Exercise description ->
Retype all of the listing exactly, passing over any picture you find.

==== Given data

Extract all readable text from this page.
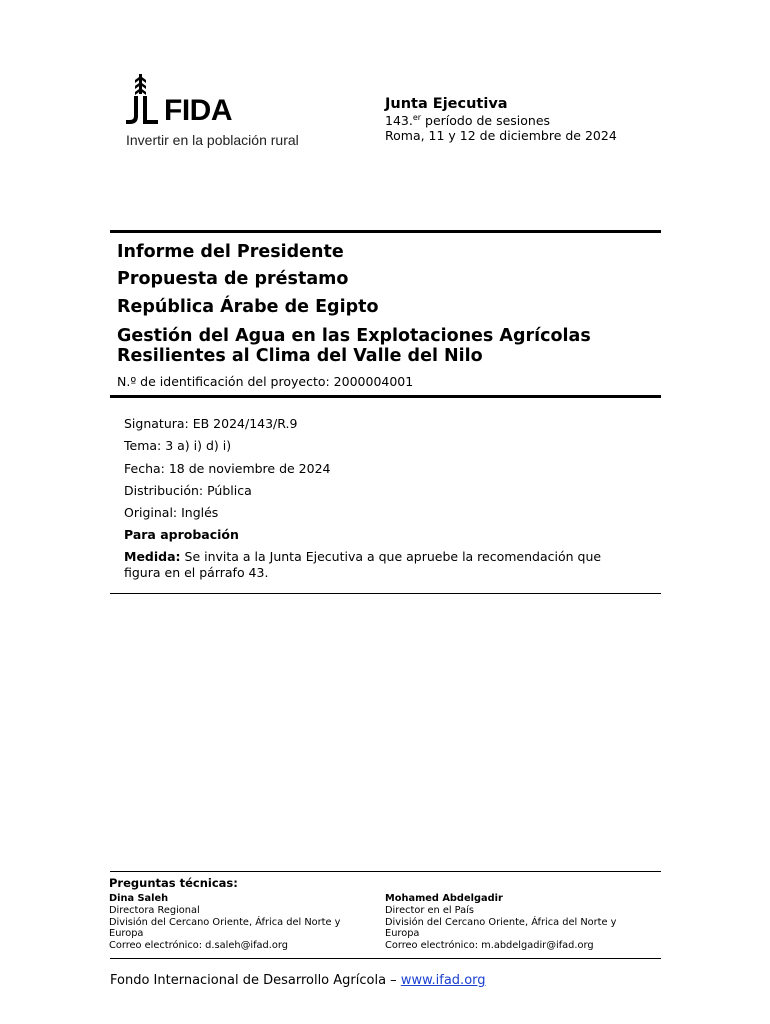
FIDA
Invertir en la población rural
Junta Ejecutiva
143.$^{er}$ período de sesiones
Roma, 11 y 12 de diciembre de 2024
Informe del Presidente
Propuesta de préstamo
República Árabe de Egipto
Gestión del Agua en las Explotaciones Agrícolas
Resilientes al Clima del Valle del Nilo
N.º de identificación del proyecto: 2000004001
Signatura: EB 2024/143/R.9
Tema: 3 a) i) d) i)
Fecha: 18 de noviembre de 2024
Distribución: Pública
Original: Inglés
Para aprobación
Medida: Se invita a la Junta Ejecutiva a que apruebe la recomendación que figura en el párrafo 43.
Preguntas técnicas:
Dina Saleh
Directora Regional
División del Cercano Oriente, África del Norte y Europa
Correo electrónico: d.saleh@ifad.org
Mohamed Abdelgadir
Director en el País
División del Cercano Oriente, África del Norte y Europa
Correo electrónico: m.abdelgadir@ifad.org
Fondo Internacional de Desarrollo Agrícola – www.ifad.org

========

Result for this task ->
Extract all readable text from this page.
FIDA
Invertir en la población rural
Junta Ejecutiva
143.$^{er}$ período de sesiones
Roma, 11 y 12 de diciembre de 2024
Informe del Presidente
Propuesta de préstamo
República Árabe de Egipto
Gestión del Agua en las Explotaciones Agrícolas
Resilientes al Clima del Valle del Nilo
N.º de identificación del proyecto: 2000004001
Signatura: EB 2024/143/R.9
Tema: 3 a) i) d) i)
Fecha: 18 de noviembre de 2024
Distribución: Pública
Original: Inglés
Para aprobación
Medida: Se invita a la Junta Ejecutiva a que apruebe la recomendación que figura en el párrafo 43.
Preguntas técnicas:
Dina Saleh
Directora Regional
División del Cercano Oriente, África del Norte y Europa
Correo electrónico: d.saleh@ifad.org
Mohamed Abdelgadir
Director en el País
División del Cercano Oriente, África del Norte y Europa
Correo electrónico: m.abdelgadir@ifad.org
Fondo Internacional de Desarrollo Agrícola – www.ifad.org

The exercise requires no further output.